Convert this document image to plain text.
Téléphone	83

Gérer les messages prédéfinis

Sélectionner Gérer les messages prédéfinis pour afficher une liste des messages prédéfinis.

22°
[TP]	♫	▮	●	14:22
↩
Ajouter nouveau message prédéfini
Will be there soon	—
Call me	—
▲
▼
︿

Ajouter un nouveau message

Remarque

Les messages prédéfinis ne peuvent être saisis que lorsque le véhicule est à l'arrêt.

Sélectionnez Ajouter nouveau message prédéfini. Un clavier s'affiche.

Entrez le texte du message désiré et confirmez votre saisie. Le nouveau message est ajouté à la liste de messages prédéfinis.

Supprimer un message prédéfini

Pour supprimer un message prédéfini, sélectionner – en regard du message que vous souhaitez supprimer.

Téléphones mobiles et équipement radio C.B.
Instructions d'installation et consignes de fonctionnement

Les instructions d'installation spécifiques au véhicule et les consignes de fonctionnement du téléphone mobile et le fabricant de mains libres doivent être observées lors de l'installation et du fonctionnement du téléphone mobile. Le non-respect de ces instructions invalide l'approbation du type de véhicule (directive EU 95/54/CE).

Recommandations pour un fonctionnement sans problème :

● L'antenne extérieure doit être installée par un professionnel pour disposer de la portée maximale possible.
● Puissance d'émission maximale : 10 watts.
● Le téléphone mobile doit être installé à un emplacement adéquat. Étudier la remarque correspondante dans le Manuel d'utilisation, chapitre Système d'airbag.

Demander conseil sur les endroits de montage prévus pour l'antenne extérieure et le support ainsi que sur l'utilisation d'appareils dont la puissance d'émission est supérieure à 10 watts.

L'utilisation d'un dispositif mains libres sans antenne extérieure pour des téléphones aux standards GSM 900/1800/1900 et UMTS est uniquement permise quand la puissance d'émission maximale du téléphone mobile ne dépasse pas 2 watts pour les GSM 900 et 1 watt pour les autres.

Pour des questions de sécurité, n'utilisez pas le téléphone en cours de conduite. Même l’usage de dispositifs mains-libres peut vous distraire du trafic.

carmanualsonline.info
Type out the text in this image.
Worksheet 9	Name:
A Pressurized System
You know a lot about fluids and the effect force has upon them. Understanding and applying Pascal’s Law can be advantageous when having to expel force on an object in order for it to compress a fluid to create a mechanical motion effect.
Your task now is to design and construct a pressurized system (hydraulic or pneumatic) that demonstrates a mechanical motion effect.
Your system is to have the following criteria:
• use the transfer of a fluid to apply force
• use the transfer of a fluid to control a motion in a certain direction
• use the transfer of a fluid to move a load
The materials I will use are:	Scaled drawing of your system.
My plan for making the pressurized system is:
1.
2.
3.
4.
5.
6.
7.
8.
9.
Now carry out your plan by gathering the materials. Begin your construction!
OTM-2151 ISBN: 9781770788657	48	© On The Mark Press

**Task description**: From the material given, work out how many lines hold the string "fonctionnement"; state that number and nothing further.

**Written solution**: 3